### PROBLEM REQUIREMENTS
Repeat the records below exactly as they appear.

Records from a data collection
★ ★ ★
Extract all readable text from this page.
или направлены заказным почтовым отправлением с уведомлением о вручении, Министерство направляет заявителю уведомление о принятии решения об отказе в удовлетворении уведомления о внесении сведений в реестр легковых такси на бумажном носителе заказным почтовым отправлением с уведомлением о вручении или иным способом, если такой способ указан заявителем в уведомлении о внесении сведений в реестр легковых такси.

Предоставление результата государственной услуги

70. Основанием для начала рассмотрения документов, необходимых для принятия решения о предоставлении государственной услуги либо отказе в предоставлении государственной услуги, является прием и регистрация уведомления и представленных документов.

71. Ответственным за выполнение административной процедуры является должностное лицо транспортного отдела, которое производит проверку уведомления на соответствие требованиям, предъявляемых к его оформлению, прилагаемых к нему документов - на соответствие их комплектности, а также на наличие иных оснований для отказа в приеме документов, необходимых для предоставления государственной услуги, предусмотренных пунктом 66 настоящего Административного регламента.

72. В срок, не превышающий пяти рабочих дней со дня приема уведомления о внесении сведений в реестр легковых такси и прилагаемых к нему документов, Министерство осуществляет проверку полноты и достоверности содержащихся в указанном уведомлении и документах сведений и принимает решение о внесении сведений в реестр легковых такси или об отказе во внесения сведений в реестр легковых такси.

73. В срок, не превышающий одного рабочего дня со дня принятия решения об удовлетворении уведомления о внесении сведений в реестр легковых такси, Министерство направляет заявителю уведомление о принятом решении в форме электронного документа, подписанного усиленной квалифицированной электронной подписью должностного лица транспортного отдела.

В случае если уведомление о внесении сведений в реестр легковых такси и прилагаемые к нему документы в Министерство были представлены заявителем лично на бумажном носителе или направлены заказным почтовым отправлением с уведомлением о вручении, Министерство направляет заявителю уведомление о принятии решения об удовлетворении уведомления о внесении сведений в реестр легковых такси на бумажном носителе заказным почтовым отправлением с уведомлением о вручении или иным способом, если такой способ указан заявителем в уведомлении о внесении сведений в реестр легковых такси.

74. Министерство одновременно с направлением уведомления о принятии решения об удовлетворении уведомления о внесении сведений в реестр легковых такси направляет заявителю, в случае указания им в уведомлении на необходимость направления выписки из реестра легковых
★ ★ ★
### EXERCISE ANSWER
Extract all readable text from this page.
или направлены заказным почтовым отправлением с уведомлением о вручении, Министерство направляет заявителю уведомление о принятии решения об отказе в удовлетворении уведомления о внесении сведений в реестр легковых такси на бумажном носителе заказным почтовым отправлением с уведомлением о вручении или иным способом, если такой способ указан заявителем в уведомлении о внесении сведений в реестр легковых такси.

Предоставление результата государственной услуги

70. Основанием для начала рассмотрения документов, необходимых для принятия решения о предоставлении государственной услуги либо отказе в предоставлении государственной услуги, является прием и регистрация уведомления и представленных документов.

71. Ответственным за выполнение административной процедуры является должностное лицо транспортного отдела, которое производит проверку уведомления на соответствие требованиям, предъявляемых к его оформлению, прилагаемых к нему документов - на соответствие их комплектности, а также на наличие иных оснований для отказа в приеме документов, необходимых для предоставления государственной услуги, предусмотренных пунктом 66 настоящего Административного регламента.

72. В срок, не превышающий пяти рабочих дней со дня приема уведомления о внесении сведений в реестр легковых такси и прилагаемых к нему документов, Министерство осуществляет проверку полноты и достоверности содержащихся в указанном уведомлении и документах сведений и принимает решение о внесении сведений в реестр легковых такси или об отказе во внесения сведений в реестр легковых такси.

73. В срок, не превышающий одного рабочего дня со дня принятия решения об удовлетворении уведомления о внесении сведений в реестр легковых такси, Министерство направляет заявителю уведомление о принятом решении в форме электронного документа, подписанного усиленной квалифицированной электронной подписью должностного лица транспортного отдела.

В случае если уведомление о внесении сведений в реестр легковых такси и прилагаемые к нему документы в Министерство были представлены заявителем лично на бумажном носителе или направлены заказным почтовым отправлением с уведомлением о вручении, Министерство направляет заявителю уведомление о принятии решения об удовлетворении уведомления о внесении сведений в реестр легковых такси на бумажном носителе заказным почтовым отправлением с уведомлением о вручении или иным способом, если такой способ указан заявителем в уведомлении о внесении сведений в реестр легковых такси.

74. Министерство одновременно с направлением уведомления о принятии решения об удовлетворении уведомления о внесении сведений в реестр легковых такси направляет заявителю, в случае указания им в уведомлении на необходимость направления выписки из реестра легковых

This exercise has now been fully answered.